* [RECORD EXCERPTS]
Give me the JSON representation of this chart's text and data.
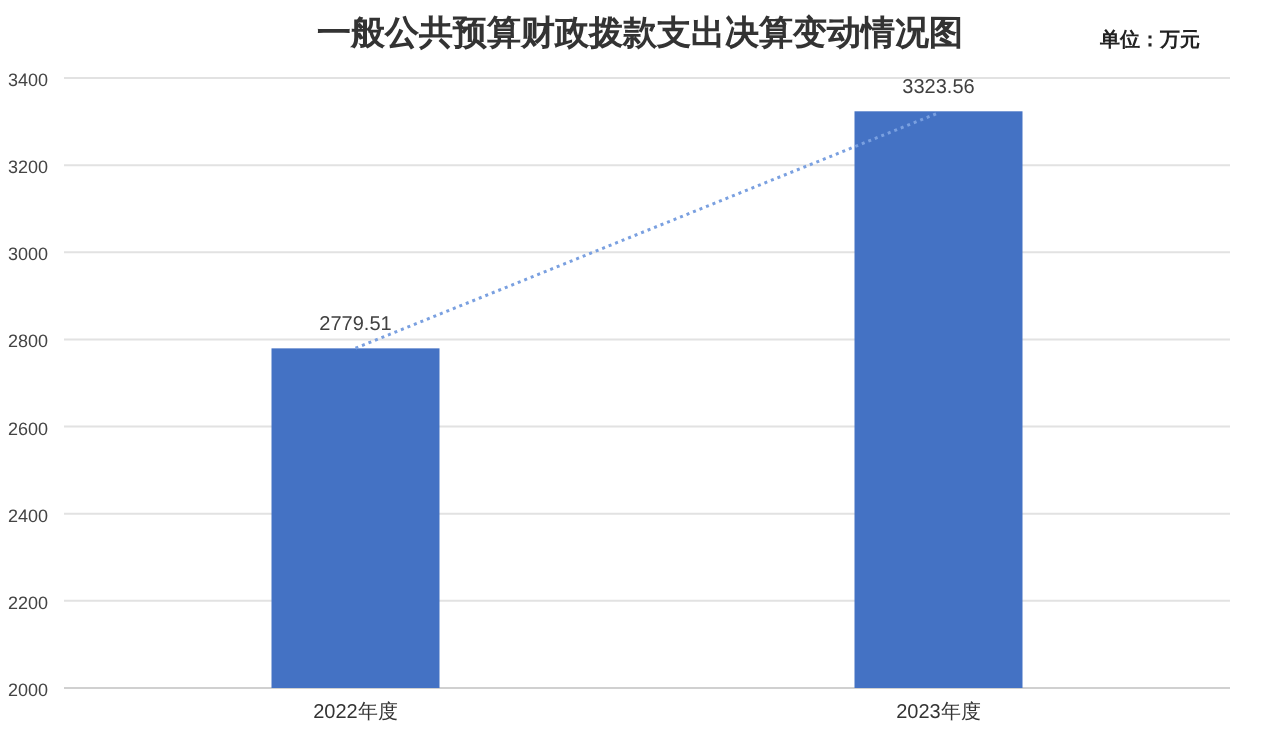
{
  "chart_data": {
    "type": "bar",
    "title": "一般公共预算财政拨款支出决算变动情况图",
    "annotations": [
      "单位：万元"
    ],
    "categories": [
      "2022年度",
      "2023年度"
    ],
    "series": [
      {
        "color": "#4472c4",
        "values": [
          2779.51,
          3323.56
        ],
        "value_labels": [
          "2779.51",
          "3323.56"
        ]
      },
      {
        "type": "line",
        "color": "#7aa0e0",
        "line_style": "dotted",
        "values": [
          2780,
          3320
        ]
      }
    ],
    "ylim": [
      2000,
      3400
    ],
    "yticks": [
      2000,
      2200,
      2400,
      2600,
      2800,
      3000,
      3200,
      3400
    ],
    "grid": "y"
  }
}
...
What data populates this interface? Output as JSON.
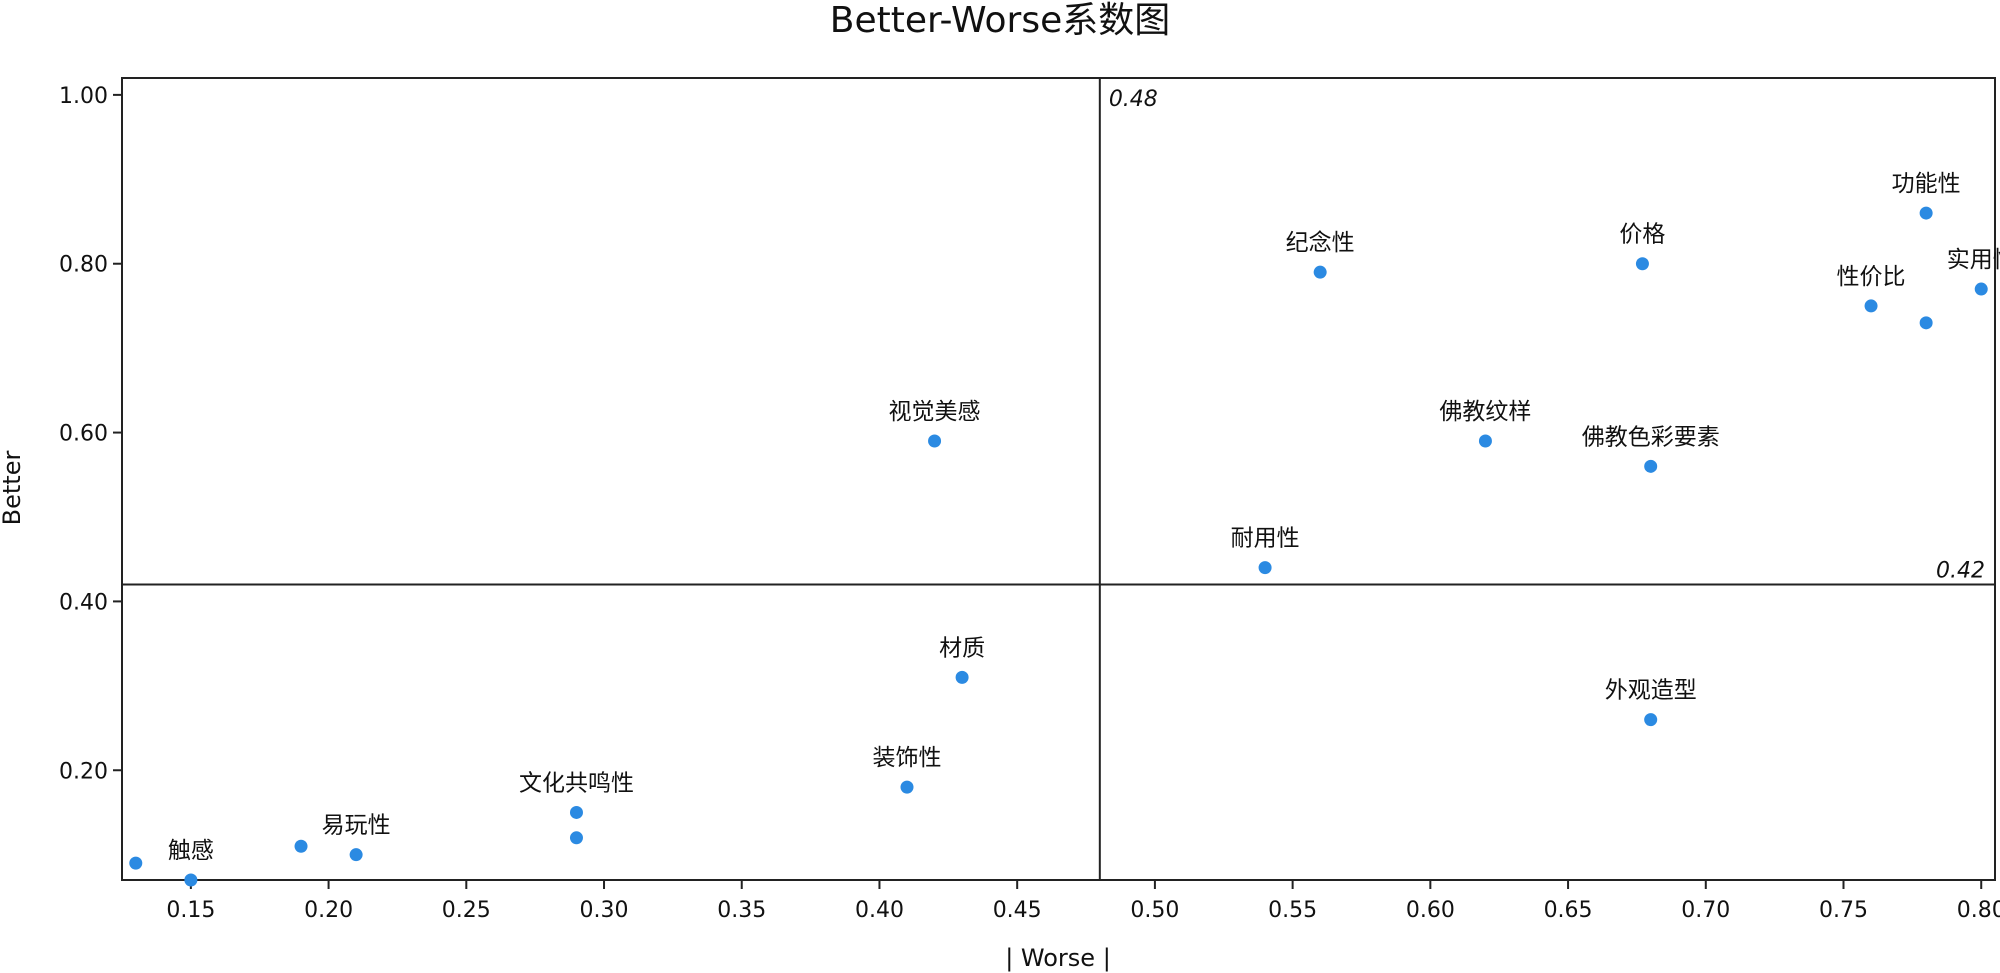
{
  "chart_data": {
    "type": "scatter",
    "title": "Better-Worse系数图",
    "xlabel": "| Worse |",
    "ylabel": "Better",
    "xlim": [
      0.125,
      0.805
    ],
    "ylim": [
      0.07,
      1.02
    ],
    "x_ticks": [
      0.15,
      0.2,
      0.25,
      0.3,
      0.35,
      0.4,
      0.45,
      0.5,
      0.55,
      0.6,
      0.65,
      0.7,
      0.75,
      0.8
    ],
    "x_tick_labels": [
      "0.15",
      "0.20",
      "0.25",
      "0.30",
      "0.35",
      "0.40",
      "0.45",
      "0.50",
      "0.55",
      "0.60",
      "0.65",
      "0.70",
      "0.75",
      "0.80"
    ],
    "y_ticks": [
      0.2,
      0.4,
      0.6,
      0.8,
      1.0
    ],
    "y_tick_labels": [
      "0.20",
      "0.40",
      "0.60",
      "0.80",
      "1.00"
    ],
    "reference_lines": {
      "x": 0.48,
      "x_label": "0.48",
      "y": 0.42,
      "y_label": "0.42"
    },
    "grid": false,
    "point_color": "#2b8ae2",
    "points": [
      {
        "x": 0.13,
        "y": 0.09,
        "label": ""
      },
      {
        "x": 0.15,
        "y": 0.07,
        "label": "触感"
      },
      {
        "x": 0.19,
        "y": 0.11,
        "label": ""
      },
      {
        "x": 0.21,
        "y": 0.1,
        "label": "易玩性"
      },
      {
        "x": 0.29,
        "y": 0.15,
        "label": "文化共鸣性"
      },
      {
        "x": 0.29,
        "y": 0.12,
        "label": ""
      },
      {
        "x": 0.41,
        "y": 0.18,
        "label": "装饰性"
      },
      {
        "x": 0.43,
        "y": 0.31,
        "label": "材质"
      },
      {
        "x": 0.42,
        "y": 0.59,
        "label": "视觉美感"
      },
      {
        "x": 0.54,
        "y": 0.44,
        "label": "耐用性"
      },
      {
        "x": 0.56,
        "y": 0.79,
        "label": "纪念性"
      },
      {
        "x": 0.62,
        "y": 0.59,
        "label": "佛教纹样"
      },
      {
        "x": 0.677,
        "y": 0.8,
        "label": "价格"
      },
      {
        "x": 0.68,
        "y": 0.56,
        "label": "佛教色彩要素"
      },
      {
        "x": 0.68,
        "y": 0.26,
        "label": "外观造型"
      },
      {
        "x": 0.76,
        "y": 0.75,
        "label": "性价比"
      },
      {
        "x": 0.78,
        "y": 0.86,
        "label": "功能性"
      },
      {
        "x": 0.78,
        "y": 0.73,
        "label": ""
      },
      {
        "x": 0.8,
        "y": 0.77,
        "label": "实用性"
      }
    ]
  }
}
* * *
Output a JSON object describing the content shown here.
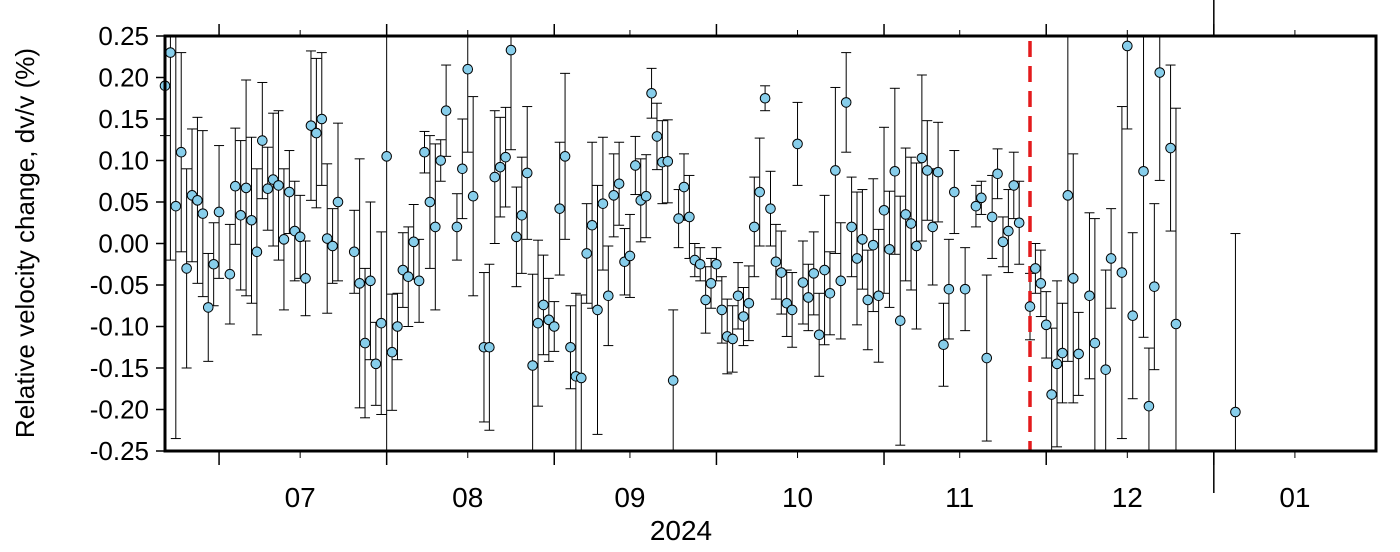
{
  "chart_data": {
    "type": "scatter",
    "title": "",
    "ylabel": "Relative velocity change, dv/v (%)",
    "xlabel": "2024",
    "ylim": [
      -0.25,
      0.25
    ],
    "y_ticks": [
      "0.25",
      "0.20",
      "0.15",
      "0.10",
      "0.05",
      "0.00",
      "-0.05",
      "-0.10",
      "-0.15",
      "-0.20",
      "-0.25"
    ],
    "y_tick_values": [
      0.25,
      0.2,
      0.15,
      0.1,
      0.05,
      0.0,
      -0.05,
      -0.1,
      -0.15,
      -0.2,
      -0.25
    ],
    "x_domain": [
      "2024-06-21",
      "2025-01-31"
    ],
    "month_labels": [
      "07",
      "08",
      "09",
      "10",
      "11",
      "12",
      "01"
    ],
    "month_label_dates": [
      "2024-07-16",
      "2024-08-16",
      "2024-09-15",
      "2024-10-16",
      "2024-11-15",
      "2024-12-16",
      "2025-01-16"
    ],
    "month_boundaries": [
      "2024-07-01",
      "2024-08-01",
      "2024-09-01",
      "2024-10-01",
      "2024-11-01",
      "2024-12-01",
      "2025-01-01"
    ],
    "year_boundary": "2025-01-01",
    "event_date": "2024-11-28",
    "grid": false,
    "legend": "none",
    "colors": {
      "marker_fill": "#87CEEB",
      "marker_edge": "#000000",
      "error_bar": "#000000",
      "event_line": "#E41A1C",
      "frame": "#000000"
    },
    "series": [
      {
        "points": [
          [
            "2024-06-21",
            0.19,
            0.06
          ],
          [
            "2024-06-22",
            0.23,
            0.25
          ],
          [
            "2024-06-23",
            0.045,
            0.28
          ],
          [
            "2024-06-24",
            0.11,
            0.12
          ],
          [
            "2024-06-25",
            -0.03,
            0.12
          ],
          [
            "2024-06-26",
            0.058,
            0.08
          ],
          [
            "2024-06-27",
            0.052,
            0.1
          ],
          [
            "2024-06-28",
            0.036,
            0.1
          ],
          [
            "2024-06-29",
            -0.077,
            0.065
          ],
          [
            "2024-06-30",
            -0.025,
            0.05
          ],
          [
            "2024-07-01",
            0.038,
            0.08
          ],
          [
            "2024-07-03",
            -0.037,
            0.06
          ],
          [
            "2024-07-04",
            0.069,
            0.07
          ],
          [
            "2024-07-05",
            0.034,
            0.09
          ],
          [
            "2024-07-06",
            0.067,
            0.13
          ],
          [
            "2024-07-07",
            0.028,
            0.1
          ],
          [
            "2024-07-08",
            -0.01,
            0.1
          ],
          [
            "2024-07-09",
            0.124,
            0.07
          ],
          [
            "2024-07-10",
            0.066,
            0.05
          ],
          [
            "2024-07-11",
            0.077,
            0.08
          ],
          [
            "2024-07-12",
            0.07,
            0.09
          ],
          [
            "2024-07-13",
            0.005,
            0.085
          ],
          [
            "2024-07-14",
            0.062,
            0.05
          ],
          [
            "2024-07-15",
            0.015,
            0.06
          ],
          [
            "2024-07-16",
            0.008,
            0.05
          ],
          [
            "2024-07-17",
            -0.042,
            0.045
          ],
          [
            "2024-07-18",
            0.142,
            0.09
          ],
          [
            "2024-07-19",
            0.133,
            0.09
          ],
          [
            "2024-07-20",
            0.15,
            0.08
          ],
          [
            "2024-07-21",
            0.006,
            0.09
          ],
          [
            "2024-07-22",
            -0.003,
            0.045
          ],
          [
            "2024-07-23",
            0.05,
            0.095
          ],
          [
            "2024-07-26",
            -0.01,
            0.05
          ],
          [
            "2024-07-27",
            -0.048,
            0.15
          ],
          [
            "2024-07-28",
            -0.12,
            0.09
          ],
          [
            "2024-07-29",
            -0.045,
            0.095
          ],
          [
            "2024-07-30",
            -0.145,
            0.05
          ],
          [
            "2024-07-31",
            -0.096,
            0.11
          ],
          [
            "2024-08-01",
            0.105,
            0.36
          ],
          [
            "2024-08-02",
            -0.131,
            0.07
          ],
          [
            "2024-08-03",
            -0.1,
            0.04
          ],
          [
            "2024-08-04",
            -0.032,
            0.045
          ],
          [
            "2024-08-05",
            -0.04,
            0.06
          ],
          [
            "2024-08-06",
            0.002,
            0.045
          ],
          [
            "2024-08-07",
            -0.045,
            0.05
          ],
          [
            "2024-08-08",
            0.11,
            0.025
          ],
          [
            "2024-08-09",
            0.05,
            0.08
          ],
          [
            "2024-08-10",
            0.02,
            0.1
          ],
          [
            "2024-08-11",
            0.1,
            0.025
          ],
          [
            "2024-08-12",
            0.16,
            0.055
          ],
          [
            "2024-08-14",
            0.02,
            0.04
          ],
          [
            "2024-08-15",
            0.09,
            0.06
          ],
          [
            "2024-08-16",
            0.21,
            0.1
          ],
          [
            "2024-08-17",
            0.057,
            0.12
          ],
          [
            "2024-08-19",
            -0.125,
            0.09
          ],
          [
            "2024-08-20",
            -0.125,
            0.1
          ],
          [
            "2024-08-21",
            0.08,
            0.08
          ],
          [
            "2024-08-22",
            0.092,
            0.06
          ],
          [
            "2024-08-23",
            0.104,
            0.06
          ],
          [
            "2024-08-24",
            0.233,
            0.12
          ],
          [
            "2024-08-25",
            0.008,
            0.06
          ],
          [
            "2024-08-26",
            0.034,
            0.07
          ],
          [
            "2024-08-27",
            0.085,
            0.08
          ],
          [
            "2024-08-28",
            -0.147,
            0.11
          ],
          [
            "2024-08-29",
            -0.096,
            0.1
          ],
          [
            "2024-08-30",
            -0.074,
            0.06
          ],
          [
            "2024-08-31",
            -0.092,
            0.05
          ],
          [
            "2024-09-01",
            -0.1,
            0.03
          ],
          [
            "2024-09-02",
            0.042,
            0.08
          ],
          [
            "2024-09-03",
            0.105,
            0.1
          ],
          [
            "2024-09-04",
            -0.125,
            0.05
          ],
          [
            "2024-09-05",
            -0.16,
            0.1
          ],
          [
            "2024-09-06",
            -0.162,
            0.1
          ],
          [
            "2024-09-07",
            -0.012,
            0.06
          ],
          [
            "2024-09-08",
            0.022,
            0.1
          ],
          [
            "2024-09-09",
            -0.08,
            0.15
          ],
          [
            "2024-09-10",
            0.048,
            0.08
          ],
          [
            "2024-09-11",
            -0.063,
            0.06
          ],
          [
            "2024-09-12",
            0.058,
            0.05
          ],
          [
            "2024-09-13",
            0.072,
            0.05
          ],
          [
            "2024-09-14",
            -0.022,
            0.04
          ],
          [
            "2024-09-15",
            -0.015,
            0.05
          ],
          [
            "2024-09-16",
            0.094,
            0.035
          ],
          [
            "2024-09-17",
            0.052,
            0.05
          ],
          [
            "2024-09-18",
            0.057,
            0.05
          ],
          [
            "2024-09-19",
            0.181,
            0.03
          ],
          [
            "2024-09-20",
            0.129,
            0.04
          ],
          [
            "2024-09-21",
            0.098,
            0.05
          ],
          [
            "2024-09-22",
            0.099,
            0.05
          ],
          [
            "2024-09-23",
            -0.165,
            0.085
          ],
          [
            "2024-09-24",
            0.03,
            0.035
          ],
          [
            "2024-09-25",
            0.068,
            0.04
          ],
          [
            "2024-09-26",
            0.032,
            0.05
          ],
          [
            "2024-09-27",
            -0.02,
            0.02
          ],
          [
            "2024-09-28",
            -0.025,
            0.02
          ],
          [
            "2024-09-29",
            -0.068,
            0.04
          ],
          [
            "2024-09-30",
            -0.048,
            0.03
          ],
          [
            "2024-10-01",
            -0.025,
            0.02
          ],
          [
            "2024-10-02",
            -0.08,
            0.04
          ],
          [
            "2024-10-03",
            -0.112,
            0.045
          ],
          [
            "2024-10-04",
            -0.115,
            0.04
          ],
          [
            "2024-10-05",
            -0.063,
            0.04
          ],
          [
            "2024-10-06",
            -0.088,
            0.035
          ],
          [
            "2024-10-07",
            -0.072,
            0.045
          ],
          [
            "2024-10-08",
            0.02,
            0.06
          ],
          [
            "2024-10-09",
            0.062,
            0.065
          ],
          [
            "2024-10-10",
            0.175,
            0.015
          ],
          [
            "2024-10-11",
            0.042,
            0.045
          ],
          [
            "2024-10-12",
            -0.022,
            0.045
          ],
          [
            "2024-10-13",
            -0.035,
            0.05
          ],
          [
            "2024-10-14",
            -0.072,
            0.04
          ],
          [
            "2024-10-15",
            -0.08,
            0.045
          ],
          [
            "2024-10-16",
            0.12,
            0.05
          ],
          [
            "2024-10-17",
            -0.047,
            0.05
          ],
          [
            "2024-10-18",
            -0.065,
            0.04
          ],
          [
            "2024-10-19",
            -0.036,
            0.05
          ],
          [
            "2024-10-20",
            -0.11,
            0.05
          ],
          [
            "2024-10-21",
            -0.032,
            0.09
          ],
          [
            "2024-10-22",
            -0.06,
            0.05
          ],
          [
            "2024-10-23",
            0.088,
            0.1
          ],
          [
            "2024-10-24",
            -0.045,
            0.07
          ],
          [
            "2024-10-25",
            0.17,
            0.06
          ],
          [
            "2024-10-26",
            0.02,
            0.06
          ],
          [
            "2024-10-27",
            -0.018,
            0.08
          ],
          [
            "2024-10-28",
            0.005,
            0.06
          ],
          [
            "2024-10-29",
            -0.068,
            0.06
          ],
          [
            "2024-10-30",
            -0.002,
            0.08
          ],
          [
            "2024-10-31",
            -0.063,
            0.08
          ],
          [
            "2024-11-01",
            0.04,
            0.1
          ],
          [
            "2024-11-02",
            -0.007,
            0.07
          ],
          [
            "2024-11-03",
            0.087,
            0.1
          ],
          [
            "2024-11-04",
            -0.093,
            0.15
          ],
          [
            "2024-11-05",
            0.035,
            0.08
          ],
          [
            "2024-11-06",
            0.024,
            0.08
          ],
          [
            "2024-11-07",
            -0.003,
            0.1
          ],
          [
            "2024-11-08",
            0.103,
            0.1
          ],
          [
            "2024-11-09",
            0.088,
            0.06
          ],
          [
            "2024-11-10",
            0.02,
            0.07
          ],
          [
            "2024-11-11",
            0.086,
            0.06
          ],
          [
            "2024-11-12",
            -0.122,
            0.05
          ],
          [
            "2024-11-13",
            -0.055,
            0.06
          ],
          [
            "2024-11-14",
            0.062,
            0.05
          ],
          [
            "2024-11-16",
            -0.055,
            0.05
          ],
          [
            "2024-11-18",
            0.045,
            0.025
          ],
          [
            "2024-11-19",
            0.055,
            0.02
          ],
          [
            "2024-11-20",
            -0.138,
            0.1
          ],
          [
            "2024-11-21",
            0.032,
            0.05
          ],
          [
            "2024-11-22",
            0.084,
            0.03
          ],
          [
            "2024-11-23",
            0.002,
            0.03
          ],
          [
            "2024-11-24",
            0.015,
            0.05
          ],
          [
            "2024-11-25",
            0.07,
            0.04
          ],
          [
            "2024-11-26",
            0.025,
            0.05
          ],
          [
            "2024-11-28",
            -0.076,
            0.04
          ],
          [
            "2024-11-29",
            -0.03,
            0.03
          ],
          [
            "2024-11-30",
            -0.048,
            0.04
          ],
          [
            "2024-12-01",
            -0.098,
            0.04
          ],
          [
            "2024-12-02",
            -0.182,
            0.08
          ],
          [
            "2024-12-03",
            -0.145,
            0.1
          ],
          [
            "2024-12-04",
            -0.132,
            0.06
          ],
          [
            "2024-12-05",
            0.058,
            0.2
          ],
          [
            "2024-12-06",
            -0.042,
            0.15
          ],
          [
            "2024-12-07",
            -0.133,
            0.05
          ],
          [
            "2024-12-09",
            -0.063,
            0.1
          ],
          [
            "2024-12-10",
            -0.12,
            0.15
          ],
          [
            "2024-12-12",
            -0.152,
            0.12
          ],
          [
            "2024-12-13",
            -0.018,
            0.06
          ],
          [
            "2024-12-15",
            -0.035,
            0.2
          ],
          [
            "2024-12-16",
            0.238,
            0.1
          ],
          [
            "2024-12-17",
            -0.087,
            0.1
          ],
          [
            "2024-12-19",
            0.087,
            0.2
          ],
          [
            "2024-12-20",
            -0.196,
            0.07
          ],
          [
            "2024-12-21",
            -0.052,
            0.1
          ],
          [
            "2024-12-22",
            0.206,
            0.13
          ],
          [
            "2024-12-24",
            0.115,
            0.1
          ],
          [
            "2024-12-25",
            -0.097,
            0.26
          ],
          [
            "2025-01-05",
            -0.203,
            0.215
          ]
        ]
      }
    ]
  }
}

* [WORK TO BE COMPLETED] Search the data for the word "Output" and copy each line where it appears.

* [PROBLEM SOLUTION]
What data populates this interface? Output as JSON.
Output a JSON object describing the content shown here.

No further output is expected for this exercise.